Exercise aim:
Read the data and repeat it in full, exactly.
****************************************
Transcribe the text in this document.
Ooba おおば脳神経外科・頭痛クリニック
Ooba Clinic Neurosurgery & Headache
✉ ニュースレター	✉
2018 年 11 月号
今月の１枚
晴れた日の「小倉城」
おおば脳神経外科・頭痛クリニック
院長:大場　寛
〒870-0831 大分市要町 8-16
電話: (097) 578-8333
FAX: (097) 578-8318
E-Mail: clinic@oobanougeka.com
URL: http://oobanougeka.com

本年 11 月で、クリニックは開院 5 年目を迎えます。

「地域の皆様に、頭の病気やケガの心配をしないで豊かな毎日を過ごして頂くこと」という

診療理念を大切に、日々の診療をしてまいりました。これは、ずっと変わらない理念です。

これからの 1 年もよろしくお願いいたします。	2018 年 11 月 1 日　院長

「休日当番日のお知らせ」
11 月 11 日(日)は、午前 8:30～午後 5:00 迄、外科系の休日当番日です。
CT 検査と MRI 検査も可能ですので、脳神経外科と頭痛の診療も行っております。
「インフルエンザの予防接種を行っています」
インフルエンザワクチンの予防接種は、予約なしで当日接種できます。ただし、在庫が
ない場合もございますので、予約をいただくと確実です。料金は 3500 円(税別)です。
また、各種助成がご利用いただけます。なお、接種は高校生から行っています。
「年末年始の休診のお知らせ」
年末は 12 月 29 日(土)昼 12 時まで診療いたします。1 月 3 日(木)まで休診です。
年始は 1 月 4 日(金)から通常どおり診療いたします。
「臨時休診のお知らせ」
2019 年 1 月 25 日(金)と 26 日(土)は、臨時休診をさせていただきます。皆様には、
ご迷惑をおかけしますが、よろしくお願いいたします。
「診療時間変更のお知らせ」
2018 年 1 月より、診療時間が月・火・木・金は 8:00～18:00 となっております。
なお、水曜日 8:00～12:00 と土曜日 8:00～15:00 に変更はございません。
****************************************
Task answer:
Transcribe the text in this document.
Ooba おおば脳神経外科・頭痛クリニック
Ooba Clinic Neurosurgery & Headache
✉ ニュースレター	✉
2018 年 11 月号
今月の１枚
晴れた日の「小倉城」
おおば脳神経外科・頭痛クリニック
院長:大場　寛
〒870-0831 大分市要町 8-16
電話: (097) 578-8333
FAX: (097) 578-8318
E-Mail: clinic@oobanougeka.com
URL: http://oobanougeka.com

本年 11 月で、クリニックは開院 5 年目を迎えます。

「地域の皆様に、頭の病気やケガの心配をしないで豊かな毎日を過ごして頂くこと」という

診療理念を大切に、日々の診療をしてまいりました。これは、ずっと変わらない理念です。

これからの 1 年もよろしくお願いいたします。	2018 年 11 月 1 日　院長

「休日当番日のお知らせ」
11 月 11 日(日)は、午前 8:30～午後 5:00 迄、外科系の休日当番日です。
CT 検査と MRI 検査も可能ですので、脳神経外科と頭痛の診療も行っております。
「インフルエンザの予防接種を行っています」
インフルエンザワクチンの予防接種は、予約なしで当日接種できます。ただし、在庫が
ない場合もございますので、予約をいただくと確実です。料金は 3500 円(税別)です。
また、各種助成がご利用いただけます。なお、接種は高校生から行っています。
「年末年始の休診のお知らせ」
年末は 12 月 29 日(土)昼 12 時まで診療いたします。1 月 3 日(木)まで休診です。
年始は 1 月 4 日(金)から通常どおり診療いたします。
「臨時休診のお知らせ」
2019 年 1 月 25 日(金)と 26 日(土)は、臨時休診をさせていただきます。皆様には、
ご迷惑をおかけしますが、よろしくお願いいたします。
「診療時間変更のお知らせ」
2018 年 1 月より、診療時間が月・火・木・金は 8:00～18:00 となっております。
なお、水曜日 8:00～12:00 と土曜日 8:00～15:00 に変更はございません。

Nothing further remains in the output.